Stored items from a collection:
::::::::::

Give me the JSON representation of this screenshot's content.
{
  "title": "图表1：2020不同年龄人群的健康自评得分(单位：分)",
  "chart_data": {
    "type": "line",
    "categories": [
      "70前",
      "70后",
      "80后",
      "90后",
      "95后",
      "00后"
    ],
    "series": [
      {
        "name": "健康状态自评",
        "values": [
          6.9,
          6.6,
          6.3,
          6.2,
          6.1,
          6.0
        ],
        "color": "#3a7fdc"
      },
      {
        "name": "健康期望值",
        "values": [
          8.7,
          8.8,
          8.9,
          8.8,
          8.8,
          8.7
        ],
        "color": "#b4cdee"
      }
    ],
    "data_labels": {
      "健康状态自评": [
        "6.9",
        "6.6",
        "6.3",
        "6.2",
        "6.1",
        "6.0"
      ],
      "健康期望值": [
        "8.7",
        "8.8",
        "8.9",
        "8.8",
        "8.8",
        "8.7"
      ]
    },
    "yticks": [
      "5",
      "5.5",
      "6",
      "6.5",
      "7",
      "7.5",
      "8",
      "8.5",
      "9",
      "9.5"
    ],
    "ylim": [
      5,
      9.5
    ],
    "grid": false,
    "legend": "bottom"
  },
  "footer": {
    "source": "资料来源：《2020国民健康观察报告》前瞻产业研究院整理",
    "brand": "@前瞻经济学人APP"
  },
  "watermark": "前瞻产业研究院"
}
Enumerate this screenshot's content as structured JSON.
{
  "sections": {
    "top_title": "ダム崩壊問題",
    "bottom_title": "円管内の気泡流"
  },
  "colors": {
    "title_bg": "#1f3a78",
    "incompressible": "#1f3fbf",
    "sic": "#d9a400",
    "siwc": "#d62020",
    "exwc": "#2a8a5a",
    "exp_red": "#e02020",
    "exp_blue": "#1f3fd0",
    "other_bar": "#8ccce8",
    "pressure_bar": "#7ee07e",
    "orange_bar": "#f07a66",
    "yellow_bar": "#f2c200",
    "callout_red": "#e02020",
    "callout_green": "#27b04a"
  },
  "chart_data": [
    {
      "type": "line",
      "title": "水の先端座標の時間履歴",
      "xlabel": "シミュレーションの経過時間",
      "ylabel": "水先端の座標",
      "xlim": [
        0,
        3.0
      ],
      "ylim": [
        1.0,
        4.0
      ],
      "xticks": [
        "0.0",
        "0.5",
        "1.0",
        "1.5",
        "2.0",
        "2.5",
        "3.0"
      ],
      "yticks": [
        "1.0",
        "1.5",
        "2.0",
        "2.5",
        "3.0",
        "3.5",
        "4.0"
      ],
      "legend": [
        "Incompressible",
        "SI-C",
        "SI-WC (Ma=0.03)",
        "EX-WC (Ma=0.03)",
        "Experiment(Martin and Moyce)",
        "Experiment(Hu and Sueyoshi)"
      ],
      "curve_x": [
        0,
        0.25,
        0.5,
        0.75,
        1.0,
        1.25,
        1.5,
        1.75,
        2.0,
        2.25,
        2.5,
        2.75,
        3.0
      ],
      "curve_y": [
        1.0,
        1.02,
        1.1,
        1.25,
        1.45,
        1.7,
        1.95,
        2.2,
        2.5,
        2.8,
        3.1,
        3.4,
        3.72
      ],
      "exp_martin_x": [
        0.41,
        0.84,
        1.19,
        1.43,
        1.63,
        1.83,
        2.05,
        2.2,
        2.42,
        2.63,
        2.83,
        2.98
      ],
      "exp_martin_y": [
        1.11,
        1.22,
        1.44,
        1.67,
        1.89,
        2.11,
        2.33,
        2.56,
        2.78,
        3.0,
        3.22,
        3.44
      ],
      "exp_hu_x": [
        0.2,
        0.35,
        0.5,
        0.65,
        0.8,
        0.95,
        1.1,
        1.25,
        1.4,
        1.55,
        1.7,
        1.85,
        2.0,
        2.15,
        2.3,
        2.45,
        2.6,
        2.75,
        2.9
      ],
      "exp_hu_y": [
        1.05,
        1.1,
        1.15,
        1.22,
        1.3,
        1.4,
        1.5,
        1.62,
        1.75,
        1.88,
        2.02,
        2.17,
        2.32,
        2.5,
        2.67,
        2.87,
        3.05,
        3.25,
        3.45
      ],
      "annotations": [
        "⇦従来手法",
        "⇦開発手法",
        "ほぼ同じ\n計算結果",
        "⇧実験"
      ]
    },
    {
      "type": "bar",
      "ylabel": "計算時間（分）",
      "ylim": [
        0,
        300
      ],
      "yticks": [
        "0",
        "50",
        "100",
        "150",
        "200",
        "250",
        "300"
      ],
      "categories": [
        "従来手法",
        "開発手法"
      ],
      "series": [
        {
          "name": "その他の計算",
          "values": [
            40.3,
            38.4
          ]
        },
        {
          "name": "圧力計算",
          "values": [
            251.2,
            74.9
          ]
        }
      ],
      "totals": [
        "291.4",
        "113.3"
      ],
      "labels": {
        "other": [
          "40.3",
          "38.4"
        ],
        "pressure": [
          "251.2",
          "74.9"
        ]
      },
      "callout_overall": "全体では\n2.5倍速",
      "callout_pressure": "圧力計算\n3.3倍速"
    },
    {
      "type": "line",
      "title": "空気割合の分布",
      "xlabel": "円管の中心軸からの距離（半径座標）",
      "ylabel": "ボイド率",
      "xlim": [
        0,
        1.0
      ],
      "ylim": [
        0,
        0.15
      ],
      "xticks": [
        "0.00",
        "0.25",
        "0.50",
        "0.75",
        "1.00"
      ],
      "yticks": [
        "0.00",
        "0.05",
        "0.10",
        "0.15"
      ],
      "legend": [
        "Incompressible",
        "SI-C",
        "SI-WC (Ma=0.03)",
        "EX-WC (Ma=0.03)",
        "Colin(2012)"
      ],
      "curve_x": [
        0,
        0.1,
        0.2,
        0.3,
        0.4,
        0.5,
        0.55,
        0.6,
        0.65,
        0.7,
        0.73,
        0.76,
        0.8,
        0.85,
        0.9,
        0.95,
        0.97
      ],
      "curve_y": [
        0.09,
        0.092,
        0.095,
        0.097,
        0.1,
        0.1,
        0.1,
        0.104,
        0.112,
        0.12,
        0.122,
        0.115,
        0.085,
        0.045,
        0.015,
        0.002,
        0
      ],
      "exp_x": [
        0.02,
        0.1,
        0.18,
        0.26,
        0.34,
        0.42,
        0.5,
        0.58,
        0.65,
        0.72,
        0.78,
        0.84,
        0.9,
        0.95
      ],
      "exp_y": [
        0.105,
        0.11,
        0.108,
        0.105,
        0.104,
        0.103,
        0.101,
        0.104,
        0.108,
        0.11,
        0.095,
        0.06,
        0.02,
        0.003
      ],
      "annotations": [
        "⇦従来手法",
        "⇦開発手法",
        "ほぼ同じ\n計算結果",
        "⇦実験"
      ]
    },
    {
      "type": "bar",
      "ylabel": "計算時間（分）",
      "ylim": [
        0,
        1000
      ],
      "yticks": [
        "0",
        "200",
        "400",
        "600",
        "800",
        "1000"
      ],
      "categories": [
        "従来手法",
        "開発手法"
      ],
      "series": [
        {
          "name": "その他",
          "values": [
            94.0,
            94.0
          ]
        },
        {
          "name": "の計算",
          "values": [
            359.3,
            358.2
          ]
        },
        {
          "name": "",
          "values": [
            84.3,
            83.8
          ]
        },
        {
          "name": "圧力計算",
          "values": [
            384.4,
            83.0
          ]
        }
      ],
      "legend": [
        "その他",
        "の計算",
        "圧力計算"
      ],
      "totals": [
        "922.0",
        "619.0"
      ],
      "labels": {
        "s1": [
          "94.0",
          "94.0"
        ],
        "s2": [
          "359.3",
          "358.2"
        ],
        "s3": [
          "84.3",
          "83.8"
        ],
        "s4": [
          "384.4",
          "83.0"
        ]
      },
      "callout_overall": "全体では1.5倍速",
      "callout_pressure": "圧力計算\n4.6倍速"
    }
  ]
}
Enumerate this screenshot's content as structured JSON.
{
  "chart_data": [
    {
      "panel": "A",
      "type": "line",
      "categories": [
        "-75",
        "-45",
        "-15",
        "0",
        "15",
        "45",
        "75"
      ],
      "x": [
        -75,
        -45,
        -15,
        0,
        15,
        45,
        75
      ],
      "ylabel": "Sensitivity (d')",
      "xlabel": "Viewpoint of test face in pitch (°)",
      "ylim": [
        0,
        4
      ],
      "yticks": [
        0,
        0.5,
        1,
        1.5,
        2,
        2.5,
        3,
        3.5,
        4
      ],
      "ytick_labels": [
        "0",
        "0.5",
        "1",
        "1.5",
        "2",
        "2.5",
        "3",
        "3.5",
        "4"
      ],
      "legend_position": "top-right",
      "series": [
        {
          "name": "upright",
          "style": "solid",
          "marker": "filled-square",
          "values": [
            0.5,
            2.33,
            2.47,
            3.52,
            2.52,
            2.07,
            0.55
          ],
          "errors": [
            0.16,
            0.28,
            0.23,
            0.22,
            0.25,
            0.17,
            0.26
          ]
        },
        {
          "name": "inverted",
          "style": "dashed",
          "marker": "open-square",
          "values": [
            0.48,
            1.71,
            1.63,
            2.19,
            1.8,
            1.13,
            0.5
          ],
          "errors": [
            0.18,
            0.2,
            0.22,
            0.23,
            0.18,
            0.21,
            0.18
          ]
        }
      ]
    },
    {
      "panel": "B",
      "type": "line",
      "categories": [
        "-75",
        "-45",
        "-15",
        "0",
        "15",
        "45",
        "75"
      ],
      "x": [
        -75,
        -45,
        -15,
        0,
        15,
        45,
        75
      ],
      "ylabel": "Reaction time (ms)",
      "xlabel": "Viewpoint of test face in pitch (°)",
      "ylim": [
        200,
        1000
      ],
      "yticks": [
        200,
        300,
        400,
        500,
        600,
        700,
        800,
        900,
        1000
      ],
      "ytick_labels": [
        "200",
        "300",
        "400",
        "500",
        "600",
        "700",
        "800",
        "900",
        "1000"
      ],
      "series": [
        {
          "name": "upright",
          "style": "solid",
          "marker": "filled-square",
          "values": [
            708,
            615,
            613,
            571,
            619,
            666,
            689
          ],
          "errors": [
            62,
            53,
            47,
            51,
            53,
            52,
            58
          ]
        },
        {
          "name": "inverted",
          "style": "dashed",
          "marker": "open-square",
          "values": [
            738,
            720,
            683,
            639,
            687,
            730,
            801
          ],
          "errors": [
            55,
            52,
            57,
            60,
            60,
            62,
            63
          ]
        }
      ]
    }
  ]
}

::::::::::

## WORK TO BE COMPLETED
Pull out each line of the records holding the string "Experiment".

## SOLUTION TO THE PROBLEM
        "Experiment(Martin and Moyce)",
        "Experiment(Hu and Sueyoshi)"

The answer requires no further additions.